## The problem
Please recast the material below as a Markdown table with the columns Row and Entry, numbering each line and leaving out blank lines. Begin at the line that has "- chevron-down-icon: ▾: [78, 483, 88, 505]", stop after the line that has "- header-texts: 快照文件夹", and include only those lines.

## Input records
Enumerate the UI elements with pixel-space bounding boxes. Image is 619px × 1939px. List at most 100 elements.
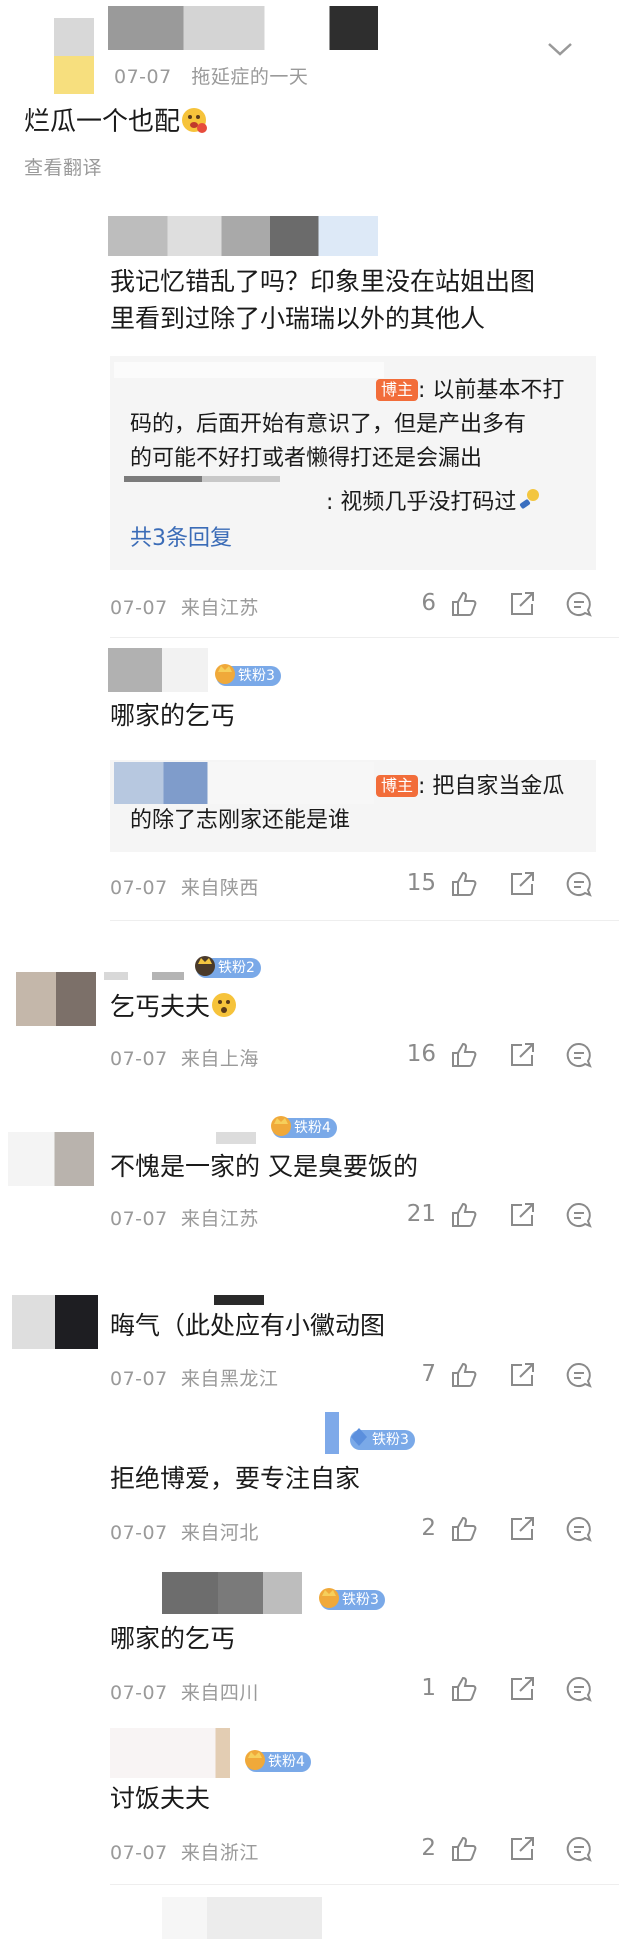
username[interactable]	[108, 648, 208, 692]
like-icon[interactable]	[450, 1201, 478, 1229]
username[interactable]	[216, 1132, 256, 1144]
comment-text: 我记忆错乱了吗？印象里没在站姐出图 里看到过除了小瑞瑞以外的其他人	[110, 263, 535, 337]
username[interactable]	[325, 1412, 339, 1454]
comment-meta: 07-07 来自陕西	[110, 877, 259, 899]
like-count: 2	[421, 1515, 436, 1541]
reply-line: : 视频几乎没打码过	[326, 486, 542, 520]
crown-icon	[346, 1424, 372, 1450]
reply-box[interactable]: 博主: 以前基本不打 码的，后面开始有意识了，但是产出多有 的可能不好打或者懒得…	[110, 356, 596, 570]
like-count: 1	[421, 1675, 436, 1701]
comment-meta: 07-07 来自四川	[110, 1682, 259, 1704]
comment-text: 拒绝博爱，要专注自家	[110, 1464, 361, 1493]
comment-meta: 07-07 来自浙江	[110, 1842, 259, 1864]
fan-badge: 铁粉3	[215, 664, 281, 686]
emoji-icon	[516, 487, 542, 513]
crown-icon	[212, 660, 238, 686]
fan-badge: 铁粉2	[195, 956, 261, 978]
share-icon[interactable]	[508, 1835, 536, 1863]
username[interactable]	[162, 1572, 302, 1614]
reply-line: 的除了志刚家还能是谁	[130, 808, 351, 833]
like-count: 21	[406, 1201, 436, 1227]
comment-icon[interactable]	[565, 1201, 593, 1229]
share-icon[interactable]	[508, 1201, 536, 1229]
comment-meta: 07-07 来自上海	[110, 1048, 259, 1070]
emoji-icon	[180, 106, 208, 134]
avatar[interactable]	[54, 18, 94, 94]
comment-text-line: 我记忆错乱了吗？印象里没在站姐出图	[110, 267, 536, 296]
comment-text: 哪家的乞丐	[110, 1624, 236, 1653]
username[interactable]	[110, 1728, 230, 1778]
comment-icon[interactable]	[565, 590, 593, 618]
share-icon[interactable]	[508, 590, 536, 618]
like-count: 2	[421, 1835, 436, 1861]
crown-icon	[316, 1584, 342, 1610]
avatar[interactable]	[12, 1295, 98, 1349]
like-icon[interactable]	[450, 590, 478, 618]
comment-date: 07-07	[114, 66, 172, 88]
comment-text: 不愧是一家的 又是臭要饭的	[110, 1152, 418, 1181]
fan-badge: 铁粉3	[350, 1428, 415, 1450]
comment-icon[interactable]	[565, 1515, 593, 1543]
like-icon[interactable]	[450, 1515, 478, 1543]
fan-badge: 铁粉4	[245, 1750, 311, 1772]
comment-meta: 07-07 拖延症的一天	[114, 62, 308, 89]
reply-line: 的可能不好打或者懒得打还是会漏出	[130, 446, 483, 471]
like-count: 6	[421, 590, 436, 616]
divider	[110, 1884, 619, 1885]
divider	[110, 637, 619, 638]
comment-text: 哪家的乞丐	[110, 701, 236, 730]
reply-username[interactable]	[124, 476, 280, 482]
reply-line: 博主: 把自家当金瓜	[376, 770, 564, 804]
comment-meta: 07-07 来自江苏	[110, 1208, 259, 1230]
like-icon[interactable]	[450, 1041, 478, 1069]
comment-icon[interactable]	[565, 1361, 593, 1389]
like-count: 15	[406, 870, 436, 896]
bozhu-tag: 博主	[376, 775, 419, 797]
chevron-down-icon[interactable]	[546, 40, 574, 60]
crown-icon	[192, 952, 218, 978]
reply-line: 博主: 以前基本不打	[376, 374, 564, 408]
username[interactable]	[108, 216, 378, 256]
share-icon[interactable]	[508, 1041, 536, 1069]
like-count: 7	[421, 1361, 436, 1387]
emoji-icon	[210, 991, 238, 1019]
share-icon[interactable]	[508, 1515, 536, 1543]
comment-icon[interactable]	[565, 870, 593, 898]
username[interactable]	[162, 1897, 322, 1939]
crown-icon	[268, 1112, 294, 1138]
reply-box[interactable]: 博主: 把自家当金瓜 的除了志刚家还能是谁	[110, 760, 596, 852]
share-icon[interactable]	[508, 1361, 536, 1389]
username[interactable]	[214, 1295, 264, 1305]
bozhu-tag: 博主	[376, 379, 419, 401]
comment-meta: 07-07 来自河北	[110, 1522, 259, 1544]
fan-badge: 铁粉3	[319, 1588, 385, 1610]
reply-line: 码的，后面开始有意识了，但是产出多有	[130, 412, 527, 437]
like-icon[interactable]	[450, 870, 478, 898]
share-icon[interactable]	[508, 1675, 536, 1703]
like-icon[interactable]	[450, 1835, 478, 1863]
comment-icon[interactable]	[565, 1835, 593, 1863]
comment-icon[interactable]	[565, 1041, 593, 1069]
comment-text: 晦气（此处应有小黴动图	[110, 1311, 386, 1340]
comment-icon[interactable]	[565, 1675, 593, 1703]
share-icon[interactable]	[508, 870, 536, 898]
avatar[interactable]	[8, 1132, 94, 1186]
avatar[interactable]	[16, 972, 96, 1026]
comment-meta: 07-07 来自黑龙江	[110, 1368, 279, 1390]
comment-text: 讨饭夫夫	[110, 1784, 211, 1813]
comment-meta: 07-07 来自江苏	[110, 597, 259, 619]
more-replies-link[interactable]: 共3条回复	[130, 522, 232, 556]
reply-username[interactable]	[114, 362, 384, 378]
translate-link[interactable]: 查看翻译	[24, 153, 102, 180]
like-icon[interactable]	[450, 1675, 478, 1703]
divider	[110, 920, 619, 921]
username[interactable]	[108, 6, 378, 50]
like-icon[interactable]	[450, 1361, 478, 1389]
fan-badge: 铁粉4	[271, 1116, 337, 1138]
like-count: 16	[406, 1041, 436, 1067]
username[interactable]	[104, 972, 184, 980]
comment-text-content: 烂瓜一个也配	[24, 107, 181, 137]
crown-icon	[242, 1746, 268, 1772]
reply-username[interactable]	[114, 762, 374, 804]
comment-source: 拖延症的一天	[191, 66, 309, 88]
--
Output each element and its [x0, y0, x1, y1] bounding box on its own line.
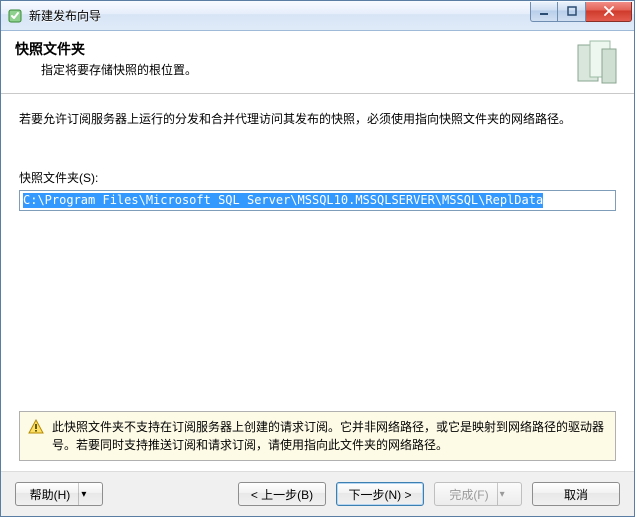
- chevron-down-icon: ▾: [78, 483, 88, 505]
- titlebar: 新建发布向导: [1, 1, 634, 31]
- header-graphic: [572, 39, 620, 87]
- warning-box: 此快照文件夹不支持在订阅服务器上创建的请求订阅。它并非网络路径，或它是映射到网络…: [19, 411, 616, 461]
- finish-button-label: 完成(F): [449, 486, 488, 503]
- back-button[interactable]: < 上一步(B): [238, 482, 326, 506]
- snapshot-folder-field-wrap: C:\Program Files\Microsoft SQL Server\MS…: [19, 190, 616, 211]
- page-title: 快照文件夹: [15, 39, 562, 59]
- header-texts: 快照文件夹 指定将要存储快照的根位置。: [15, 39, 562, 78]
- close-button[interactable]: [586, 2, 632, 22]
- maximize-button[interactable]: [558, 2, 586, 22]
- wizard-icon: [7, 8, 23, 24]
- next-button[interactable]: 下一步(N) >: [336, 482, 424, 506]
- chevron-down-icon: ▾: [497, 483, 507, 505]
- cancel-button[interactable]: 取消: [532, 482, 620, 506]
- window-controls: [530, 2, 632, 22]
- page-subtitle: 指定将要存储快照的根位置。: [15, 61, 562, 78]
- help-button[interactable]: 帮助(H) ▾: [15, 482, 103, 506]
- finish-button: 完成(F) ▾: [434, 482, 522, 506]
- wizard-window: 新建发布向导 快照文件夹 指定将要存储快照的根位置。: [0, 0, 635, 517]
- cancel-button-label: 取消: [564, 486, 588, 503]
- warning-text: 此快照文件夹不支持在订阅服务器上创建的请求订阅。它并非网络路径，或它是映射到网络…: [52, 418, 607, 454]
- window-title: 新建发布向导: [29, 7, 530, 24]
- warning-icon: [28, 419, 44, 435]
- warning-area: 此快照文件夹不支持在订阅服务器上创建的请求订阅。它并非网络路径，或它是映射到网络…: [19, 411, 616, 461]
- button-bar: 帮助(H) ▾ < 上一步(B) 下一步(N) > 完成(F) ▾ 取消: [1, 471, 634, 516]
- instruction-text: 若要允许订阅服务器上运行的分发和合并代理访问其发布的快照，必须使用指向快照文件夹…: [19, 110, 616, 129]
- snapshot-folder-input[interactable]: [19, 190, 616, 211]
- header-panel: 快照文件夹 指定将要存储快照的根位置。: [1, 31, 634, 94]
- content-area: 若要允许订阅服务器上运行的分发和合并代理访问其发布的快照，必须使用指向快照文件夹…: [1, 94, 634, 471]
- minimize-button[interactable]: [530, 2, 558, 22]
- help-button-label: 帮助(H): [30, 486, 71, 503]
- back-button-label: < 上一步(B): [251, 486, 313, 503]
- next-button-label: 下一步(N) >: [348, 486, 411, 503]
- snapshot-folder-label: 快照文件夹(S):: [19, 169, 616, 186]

## Answer to the task
| Row | Entry |
|---|---|
| 1 | - chevron-down-icon: ▾: [78, 483, 88, 505] |
| 2 | - titlebar: 新建发布向导: [1, 1, 634, 31] |
| 3 | - header-graphic: [572, 39, 620, 87] |
| 4 | - warning-box: 此快照文件夹不支持在订阅服务器上创建的请求订阅。它并非网络路径，或它是映射到网络…: [19, 411, 616, 461] |
| 5 | - finish-button-label: 完成(F): [449, 486, 488, 503] |
| 6 | - back-button[interactable]: < 上一步(B): [238, 482, 326, 506] |
| 7 | - snapshot-folder-field-wrap: C:\Program Files\Microsoft SQL Server\MS…: [19, 190, 616, 211] |
| 8 | - page-title: 快照文件夹: [15, 39, 562, 59] |
| 9 | - header-texts: 快照文件夹 指定将要存储快照的根位置。: [15, 39, 562, 78] |